[Exercise input start]

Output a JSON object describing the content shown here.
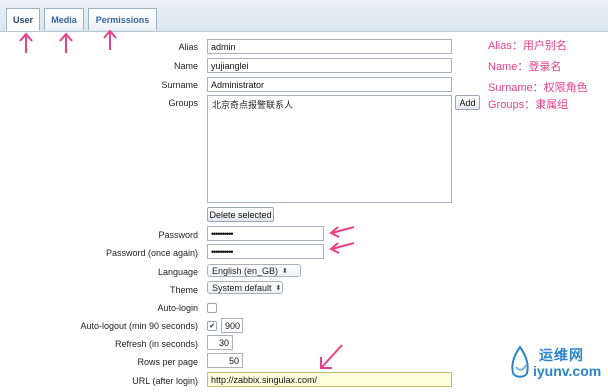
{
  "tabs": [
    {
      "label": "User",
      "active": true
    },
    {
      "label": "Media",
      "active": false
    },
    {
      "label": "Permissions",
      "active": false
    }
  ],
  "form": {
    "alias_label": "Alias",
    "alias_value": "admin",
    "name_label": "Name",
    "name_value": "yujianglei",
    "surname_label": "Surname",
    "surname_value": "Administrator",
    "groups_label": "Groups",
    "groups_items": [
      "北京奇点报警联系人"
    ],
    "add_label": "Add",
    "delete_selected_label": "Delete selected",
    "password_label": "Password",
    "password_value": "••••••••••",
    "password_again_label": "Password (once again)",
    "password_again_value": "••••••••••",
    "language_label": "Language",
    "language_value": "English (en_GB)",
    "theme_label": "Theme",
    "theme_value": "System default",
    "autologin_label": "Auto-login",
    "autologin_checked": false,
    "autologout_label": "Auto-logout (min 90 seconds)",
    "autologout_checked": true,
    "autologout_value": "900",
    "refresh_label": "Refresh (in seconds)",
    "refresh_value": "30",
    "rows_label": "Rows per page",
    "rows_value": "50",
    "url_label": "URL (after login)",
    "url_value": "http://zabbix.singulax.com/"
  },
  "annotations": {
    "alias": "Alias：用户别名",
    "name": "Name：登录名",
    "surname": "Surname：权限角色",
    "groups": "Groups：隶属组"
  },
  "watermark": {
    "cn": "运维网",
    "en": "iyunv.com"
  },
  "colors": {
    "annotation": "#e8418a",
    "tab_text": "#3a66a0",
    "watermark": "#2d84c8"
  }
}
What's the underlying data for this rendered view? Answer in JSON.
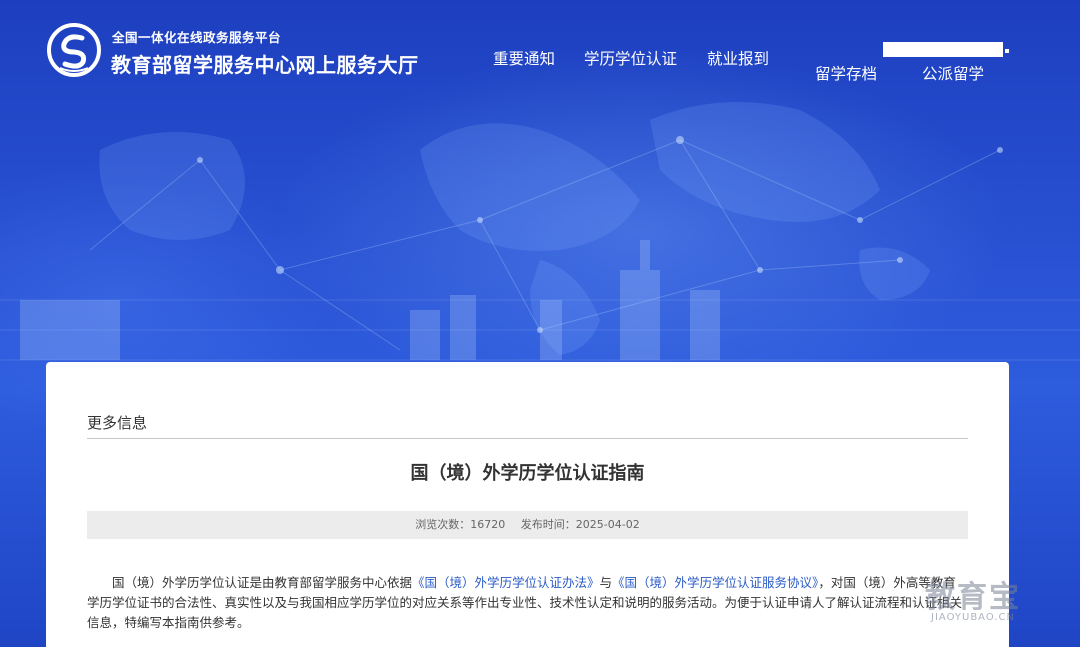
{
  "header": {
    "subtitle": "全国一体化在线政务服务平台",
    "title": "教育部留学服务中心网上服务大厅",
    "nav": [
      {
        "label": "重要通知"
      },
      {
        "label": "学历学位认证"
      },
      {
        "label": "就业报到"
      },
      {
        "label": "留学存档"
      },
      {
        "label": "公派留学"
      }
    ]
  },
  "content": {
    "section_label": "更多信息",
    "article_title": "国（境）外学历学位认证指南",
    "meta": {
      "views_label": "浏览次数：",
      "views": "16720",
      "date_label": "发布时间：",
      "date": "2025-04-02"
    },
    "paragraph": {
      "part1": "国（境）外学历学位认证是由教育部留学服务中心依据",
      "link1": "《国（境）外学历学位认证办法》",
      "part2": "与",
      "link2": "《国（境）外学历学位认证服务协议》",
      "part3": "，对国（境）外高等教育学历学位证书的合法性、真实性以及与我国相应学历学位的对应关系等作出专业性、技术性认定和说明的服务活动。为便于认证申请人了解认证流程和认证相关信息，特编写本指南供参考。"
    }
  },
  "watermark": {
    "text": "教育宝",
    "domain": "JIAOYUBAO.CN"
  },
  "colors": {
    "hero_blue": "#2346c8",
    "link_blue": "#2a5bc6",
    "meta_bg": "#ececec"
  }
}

[Exercise input end]

*Request*: Repeat only the lines from the line with "What's the underlying" to the end of the entries, including both the first and the last line, and drop every picture.

*Result for this task*:
What's the underlying data for this rendered view? Answer in JSON.
{
  "header": {
    "subtitle": "全国一体化在线政务服务平台",
    "title": "教育部留学服务中心网上服务大厅",
    "nav": [
      {
        "label": "重要通知"
      },
      {
        "label": "学历学位认证"
      },
      {
        "label": "就业报到"
      },
      {
        "label": "留学存档"
      },
      {
        "label": "公派留学"
      }
    ]
  },
  "content": {
    "section_label": "更多信息",
    "article_title": "国（境）外学历学位认证指南",
    "meta": {
      "views_label": "浏览次数：",
      "views": "16720",
      "date_label": "发布时间：",
      "date": "2025-04-02"
    },
    "paragraph": {
      "part1": "国（境）外学历学位认证是由教育部留学服务中心依据",
      "link1": "《国（境）外学历学位认证办法》",
      "part2": "与",
      "link2": "《国（境）外学历学位认证服务协议》",
      "part3": "，对国（境）外高等教育学历学位证书的合法性、真实性以及与我国相应学历学位的对应关系等作出专业性、技术性认定和说明的服务活动。为便于认证申请人了解认证流程和认证相关信息，特编写本指南供参考。"
    }
  },
  "watermark": {
    "text": "教育宝",
    "domain": "JIAOYUBAO.CN"
  },
  "colors": {
    "hero_blue": "#2346c8",
    "link_blue": "#2a5bc6",
    "meta_bg": "#ececec"
  }
}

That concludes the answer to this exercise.